GIVEN EXERCISE | Your task is to quote the material that follows, in full and exactly.
# start of DATA FOR THIS TASK
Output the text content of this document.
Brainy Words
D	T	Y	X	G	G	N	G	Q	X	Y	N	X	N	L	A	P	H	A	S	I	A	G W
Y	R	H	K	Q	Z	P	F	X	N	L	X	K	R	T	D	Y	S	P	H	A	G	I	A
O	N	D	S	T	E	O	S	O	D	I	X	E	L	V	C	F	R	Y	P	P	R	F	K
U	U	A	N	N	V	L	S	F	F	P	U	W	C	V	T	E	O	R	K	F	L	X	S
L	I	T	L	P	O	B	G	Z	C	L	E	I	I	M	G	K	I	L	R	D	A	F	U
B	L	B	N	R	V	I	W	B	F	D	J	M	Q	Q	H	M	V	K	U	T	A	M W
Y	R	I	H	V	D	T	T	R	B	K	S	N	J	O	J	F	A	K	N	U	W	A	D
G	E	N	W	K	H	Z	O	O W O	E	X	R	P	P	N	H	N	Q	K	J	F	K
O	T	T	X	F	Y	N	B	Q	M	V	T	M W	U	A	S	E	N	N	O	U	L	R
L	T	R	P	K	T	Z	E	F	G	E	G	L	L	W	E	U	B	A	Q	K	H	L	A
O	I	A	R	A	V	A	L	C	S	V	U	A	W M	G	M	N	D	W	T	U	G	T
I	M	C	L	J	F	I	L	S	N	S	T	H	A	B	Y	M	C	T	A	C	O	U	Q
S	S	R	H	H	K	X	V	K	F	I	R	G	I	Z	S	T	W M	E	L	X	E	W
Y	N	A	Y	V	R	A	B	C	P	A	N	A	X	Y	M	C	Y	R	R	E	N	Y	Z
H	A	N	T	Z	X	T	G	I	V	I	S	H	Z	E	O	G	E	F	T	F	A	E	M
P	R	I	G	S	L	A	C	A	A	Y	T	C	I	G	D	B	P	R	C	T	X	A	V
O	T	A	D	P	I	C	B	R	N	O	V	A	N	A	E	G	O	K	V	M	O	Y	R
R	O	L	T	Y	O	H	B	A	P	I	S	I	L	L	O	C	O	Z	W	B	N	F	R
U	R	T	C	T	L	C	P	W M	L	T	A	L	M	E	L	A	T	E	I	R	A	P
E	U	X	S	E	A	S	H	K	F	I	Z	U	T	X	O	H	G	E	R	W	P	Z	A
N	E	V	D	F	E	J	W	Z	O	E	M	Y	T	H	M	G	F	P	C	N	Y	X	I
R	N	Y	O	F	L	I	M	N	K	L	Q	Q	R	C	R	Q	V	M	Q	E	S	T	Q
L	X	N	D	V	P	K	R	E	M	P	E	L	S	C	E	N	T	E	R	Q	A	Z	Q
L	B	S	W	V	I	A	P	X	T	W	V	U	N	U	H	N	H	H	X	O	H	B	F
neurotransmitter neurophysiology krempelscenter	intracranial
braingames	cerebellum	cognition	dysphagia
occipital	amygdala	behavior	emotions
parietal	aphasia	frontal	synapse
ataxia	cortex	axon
# end of DATA FOR THIS TASK
RESPONSE TO THE TASK |
Output the text content of this document.
Brainy Words
D	T	Y	X	G	G	N	G	Q	X	Y	N	X	N	L	A	P	H	A	S	I	A	G W
Y	R	H	K	Q	Z	P	F	X	N	L	X	K	R	T	D	Y	S	P	H	A	G	I	A
O	N	D	S	T	E	O	S	O	D	I	X	E	L	V	C	F	R	Y	P	P	R	F	K
U	U	A	N	N	V	L	S	F	F	P	U	W	C	V	T	E	O	R	K	F	L	X	S
L	I	T	L	P	O	B	G	Z	C	L	E	I	I	M	G	K	I	L	R	D	A	F	U
B	L	B	N	R	V	I	W	B	F	D	J	M	Q	Q	H	M	V	K	U	T	A	M W
Y	R	I	H	V	D	T	T	R	B	K	S	N	J	O	J	F	A	K	N	U	W	A	D
G	E	N	W	K	H	Z	O	O W O	E	X	R	P	P	N	H	N	Q	K	J	F	K
O	T	T	X	F	Y	N	B	Q	M	V	T	M W	U	A	S	E	N	N	O	U	L	R
L	T	R	P	K	T	Z	E	F	G	E	G	L	L	W	E	U	B	A	Q	K	H	L	A
O	I	A	R	A	V	A	L	C	S	V	U	A	W M	G	M	N	D	W	T	U	G	T
I	M	C	L	J	F	I	L	S	N	S	T	H	A	B	Y	M	C	T	A	C	O	U	Q
S	S	R	H	H	K	X	V	K	F	I	R	G	I	Z	S	T	W M	E	L	X	E	W
Y	N	A	Y	V	R	A	B	C	P	A	N	A	X	Y	M	C	Y	R	R	E	N	Y	Z
H	A	N	T	Z	X	T	G	I	V	I	S	H	Z	E	O	G	E	F	T	F	A	E	M
P	R	I	G	S	L	A	C	A	A	Y	T	C	I	G	D	B	P	R	C	T	X	A	V
O	T	A	D	P	I	C	B	R	N	O	V	A	N	A	E	G	O	K	V	M	O	Y	R
R	O	L	T	Y	O	H	B	A	P	I	S	I	L	L	O	C	O	Z	W	B	N	F	R
U	R	T	C	T	L	C	P	W M	L	T	A	L	M	E	L	A	T	E	I	R	A	P
E	U	X	S	E	A	S	H	K	F	I	Z	U	T	X	O	H	G	E	R	W	P	Z	A
N	E	V	D	F	E	J	W	Z	O	E	M	Y	T	H	M	G	F	P	C	N	Y	X	I
R	N	Y	O	F	L	I	M	N	K	L	Q	Q	R	C	R	Q	V	M	Q	E	S	T	Q
L	X	N	D	V	P	K	R	E	M	P	E	L	S	C	E	N	T	E	R	Q	A	Z	Q
L	B	S	W	V	I	A	P	X	T	W	V	U	N	U	H	N	H	H	X	O	H	B	F
neurotransmitter neurophysiology krempelscenter	intracranial
braingames	cerebellum	cognition	dysphagia
occipital	amygdala	behavior	emotions
parietal	aphasia	frontal	synapse
ataxia	cortex	axon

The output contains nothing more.